» GIVEN INSTRUCTION
Pull each line holding the word "Legal" from the data.
-- START OF MATERIAL SHOWN --
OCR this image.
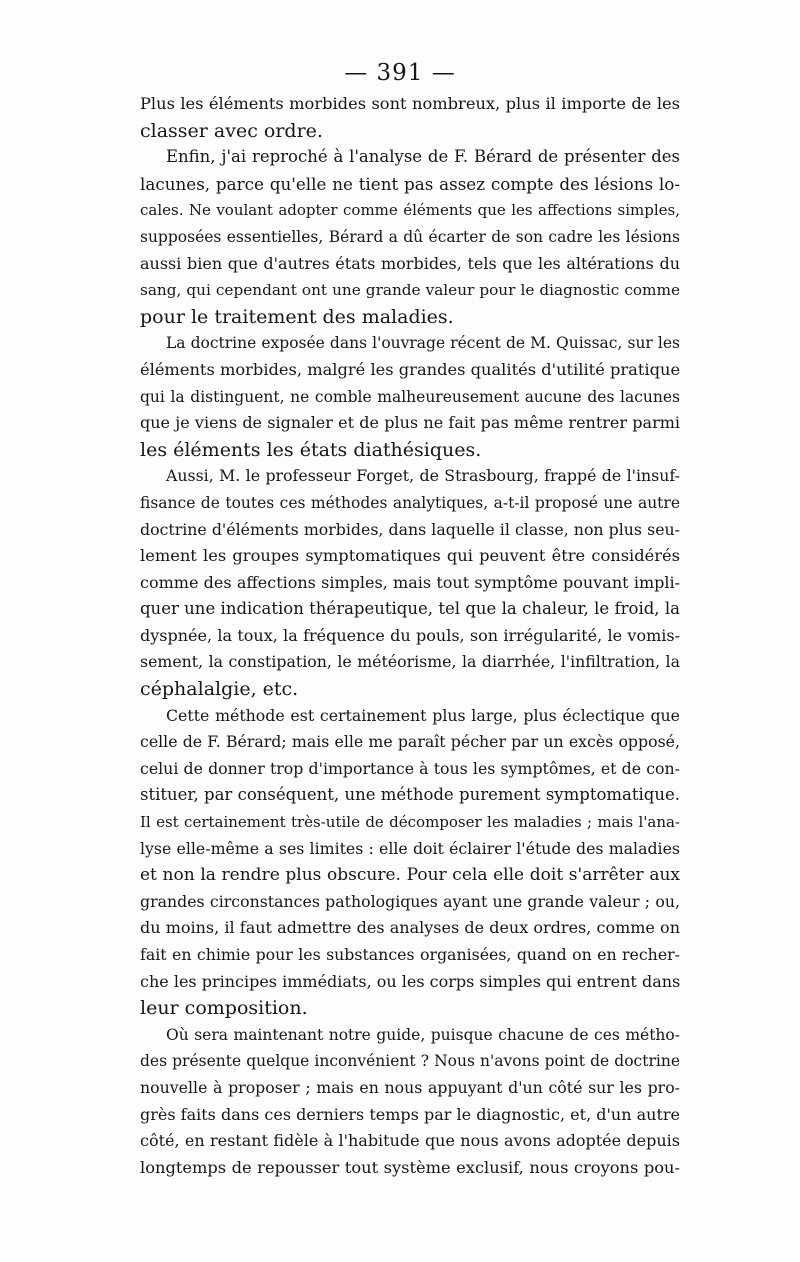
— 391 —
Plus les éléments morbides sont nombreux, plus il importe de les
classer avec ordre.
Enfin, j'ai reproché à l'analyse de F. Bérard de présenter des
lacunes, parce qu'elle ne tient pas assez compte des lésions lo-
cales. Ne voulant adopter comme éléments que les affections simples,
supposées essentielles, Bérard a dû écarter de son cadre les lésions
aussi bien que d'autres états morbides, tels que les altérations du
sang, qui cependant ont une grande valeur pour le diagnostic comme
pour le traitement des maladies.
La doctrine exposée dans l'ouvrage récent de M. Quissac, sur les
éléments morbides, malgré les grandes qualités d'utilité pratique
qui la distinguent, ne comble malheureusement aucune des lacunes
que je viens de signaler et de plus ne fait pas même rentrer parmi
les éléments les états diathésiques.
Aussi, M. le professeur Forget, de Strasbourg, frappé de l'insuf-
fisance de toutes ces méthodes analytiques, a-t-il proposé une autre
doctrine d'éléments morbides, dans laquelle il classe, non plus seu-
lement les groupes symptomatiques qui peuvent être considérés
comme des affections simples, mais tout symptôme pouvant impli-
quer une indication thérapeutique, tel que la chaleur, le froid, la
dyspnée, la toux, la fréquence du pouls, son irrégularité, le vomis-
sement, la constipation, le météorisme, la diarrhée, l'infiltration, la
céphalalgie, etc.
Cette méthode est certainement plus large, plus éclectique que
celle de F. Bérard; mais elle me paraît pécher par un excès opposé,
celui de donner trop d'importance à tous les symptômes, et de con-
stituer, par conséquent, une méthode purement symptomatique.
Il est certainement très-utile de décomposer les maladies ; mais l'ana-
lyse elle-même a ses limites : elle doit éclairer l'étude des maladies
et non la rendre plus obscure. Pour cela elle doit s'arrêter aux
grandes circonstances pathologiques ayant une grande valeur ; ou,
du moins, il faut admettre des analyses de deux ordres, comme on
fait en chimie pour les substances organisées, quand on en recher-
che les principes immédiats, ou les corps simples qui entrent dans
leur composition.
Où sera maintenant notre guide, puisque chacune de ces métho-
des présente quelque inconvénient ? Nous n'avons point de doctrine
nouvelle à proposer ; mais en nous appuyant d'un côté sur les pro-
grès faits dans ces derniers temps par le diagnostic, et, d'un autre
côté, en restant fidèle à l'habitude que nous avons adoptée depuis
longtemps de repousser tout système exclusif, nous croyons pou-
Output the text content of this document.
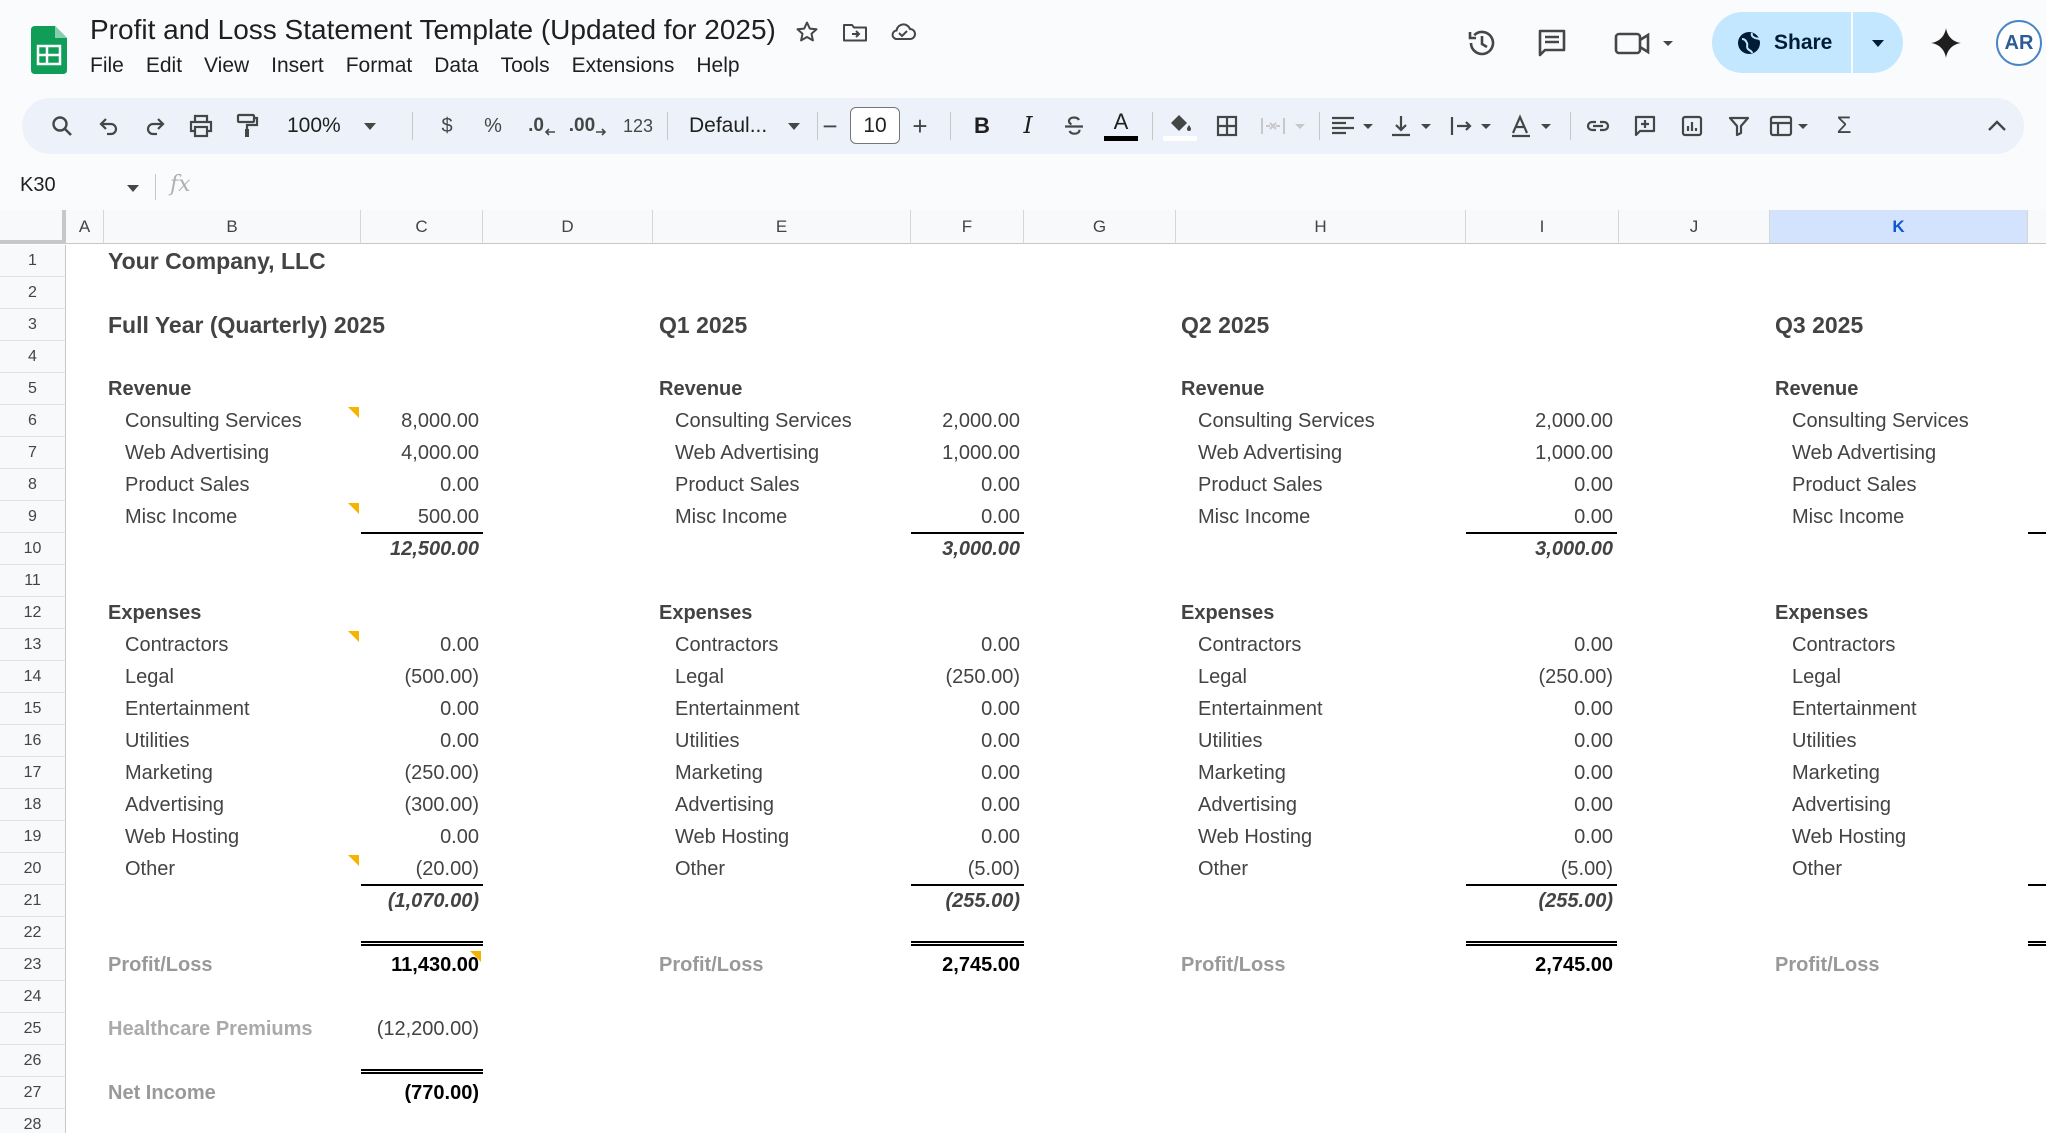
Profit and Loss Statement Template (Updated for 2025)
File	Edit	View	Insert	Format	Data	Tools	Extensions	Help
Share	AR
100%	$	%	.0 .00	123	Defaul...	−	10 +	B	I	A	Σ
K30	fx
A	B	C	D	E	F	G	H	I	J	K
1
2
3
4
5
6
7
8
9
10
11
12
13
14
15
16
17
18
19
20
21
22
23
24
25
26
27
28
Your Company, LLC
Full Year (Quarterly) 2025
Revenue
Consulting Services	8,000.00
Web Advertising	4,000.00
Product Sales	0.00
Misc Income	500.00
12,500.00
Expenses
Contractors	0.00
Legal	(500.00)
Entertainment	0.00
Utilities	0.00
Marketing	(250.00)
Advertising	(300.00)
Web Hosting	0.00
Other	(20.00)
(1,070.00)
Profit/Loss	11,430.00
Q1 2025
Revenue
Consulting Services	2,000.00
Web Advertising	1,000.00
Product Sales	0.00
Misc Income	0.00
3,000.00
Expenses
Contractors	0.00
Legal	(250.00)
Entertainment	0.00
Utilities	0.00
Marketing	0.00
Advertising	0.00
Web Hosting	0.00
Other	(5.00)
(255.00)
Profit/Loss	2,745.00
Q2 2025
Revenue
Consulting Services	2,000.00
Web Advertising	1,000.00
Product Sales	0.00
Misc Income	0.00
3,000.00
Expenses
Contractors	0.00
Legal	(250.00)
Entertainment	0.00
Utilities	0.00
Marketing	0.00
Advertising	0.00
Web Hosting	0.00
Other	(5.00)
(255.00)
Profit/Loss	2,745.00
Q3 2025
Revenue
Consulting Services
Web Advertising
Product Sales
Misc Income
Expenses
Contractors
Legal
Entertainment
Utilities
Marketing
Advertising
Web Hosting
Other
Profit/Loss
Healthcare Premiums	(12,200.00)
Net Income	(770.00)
-- END OF MATERIAL SHOWN --
-- START OF MATERIAL SHOWN --
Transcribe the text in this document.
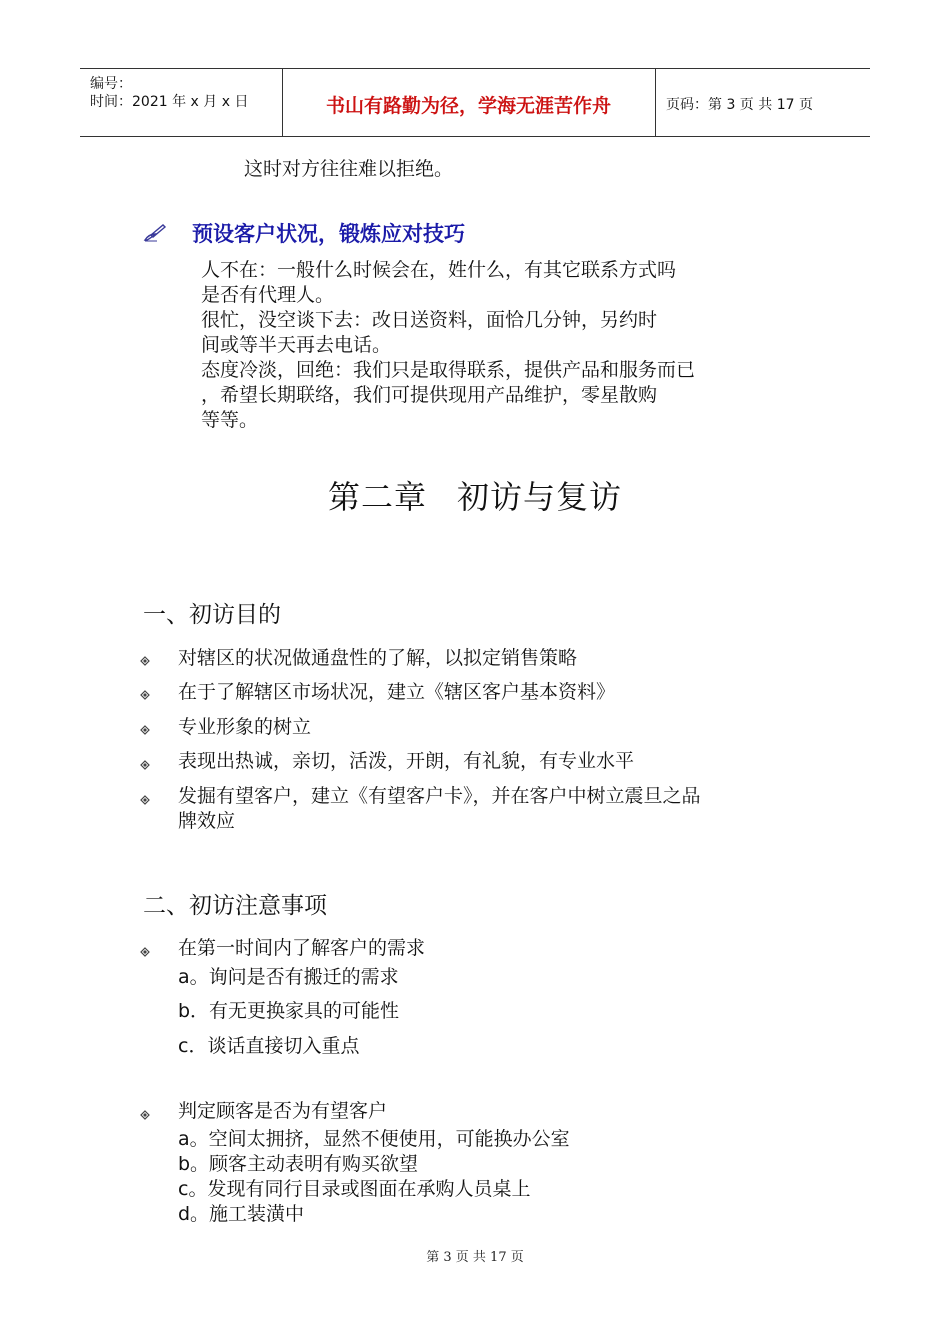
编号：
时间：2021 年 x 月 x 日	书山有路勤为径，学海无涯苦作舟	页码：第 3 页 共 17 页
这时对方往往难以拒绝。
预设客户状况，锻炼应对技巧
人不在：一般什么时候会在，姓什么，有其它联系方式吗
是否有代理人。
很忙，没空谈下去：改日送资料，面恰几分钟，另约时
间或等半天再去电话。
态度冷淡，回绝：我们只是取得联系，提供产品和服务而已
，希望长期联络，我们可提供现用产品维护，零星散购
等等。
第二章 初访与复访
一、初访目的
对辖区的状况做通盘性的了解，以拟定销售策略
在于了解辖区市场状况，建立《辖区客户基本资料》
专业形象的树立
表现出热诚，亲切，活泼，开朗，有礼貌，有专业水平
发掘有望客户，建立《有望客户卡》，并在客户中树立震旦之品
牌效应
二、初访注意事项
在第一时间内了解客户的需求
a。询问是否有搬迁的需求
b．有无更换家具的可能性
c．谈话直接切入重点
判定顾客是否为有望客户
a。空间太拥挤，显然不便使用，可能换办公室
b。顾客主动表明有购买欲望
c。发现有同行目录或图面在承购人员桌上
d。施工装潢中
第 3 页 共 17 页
-- END OF MATERIAL SHOWN --
-- START OF MATERIAL SHOWN --
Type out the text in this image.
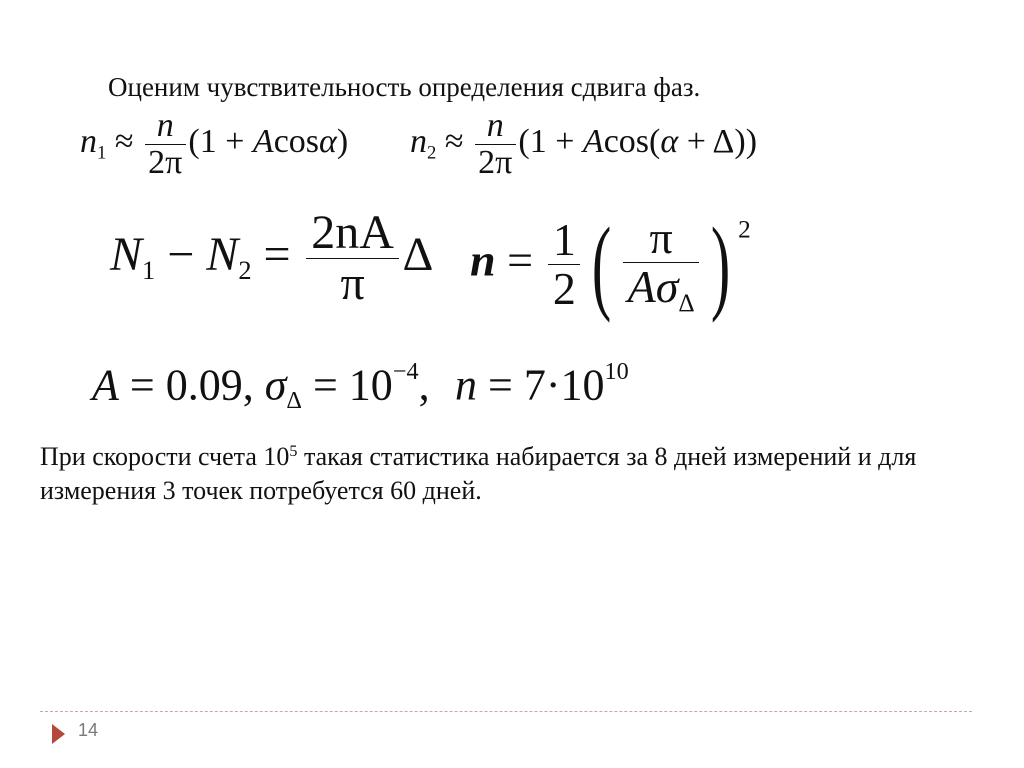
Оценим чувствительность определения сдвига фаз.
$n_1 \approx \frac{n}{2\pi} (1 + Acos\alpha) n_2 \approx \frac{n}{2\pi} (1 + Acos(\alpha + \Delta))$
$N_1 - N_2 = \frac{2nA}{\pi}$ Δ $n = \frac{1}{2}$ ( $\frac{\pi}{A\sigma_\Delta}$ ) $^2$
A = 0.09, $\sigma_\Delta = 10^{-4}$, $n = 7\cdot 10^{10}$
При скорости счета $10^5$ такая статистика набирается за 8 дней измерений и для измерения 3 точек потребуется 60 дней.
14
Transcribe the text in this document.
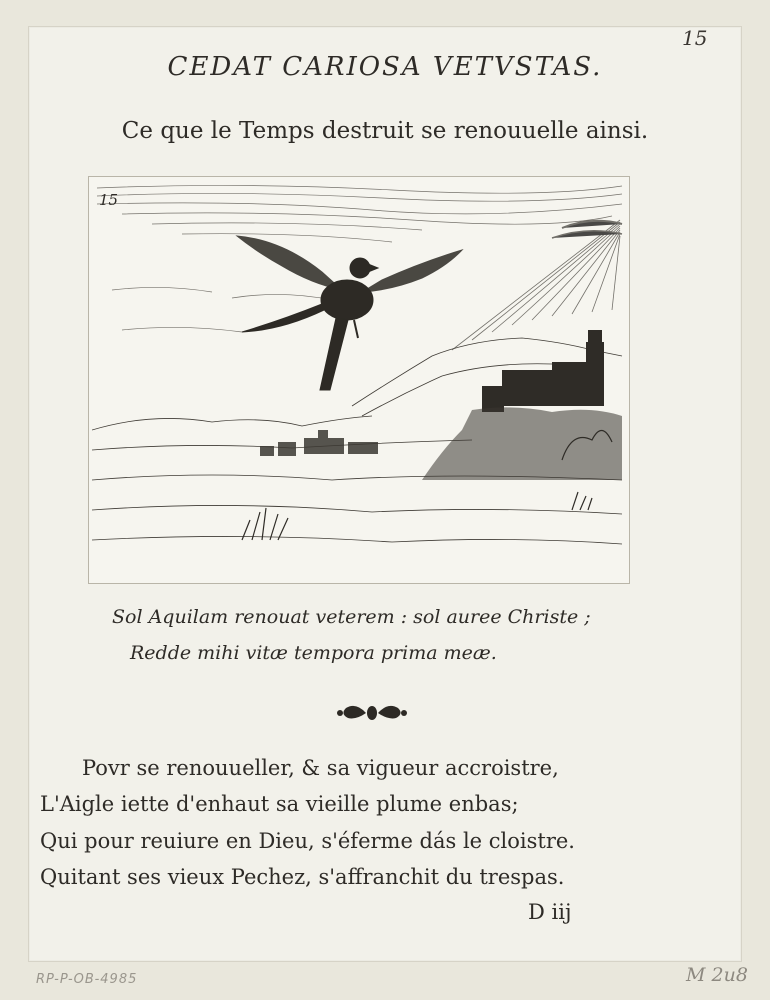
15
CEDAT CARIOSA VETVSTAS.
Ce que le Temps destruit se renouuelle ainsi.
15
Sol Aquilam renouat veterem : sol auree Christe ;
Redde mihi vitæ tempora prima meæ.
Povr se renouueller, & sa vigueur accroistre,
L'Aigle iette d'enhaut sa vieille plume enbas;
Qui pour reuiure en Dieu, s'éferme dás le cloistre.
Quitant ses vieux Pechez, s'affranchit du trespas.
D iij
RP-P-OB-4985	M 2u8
-- END OF MATERIAL SHOWN --
» RESULT FOR THIS EXERCISE
Legal	(500.00)
Legal	(250.00)
Legal	(250.00)
Legal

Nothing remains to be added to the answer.